EXERCISE REQUIREMENTS: Read the records and gather each line that includes "nodes".

EXTRACTED INFORMATION:
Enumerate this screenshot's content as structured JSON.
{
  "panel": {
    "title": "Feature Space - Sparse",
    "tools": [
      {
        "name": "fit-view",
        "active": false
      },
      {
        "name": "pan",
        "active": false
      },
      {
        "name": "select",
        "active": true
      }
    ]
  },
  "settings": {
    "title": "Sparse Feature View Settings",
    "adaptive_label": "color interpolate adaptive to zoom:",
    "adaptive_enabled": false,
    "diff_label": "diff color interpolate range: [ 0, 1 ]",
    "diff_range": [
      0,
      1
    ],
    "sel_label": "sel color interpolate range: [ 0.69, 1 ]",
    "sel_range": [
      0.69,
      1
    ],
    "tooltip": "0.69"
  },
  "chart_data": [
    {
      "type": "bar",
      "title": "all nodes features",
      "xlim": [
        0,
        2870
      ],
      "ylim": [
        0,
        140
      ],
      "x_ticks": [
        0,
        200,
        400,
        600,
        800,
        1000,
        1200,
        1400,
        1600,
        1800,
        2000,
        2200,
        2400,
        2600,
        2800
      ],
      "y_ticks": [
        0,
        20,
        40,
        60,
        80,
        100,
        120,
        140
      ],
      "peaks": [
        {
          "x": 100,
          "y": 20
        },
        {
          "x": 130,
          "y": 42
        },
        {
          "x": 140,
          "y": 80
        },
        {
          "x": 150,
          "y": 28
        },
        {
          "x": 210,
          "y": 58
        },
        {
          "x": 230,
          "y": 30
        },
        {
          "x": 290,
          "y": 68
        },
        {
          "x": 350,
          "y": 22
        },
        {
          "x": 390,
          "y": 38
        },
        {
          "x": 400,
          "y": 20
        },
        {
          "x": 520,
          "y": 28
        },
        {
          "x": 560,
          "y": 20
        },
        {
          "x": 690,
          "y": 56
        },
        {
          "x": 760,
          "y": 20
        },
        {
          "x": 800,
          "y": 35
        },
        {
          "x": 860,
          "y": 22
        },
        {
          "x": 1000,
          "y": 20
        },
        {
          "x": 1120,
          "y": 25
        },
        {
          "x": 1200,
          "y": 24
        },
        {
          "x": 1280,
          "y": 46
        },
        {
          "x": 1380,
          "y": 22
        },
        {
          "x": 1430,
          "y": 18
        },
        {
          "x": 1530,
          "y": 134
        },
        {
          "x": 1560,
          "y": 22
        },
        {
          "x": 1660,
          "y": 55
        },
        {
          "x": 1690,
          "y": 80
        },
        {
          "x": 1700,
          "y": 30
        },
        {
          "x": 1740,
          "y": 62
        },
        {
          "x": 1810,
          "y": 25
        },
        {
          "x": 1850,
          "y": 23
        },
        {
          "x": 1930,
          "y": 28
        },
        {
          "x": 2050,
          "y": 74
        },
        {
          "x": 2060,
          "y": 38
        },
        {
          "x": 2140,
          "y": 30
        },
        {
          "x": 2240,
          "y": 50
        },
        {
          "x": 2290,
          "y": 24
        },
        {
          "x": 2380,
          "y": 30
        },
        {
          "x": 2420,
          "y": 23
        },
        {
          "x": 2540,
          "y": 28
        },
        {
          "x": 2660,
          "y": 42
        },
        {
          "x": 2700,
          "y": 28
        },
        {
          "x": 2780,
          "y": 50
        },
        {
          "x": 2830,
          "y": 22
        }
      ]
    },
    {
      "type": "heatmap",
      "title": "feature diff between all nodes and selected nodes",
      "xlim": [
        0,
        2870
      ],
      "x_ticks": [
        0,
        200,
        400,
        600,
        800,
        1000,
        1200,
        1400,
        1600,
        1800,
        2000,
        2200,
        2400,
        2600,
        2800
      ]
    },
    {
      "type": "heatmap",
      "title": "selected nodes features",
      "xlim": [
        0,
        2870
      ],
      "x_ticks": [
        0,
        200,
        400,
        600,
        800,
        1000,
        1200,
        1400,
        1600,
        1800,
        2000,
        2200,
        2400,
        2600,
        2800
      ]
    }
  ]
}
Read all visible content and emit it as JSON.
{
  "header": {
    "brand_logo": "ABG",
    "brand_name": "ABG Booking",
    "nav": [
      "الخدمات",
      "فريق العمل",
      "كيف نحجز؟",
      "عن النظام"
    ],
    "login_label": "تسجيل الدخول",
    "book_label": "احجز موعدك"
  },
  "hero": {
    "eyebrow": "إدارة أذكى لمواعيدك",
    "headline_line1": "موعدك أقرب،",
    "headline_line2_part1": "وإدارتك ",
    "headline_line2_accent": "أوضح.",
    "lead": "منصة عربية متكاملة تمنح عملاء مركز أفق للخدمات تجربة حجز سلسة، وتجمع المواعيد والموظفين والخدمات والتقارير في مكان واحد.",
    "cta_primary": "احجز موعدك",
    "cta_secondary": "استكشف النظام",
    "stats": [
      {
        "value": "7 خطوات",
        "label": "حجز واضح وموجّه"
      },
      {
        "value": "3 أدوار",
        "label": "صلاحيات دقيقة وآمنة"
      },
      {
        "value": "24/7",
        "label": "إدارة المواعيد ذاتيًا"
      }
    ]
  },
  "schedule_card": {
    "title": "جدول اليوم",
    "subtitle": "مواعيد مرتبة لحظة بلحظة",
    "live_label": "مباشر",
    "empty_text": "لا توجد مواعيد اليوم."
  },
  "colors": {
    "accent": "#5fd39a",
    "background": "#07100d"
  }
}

FINAL RESULT:
      "title": "all nodes features",
      "title": "feature diff between all nodes and selected nodes",
      "title": "selected nodes features",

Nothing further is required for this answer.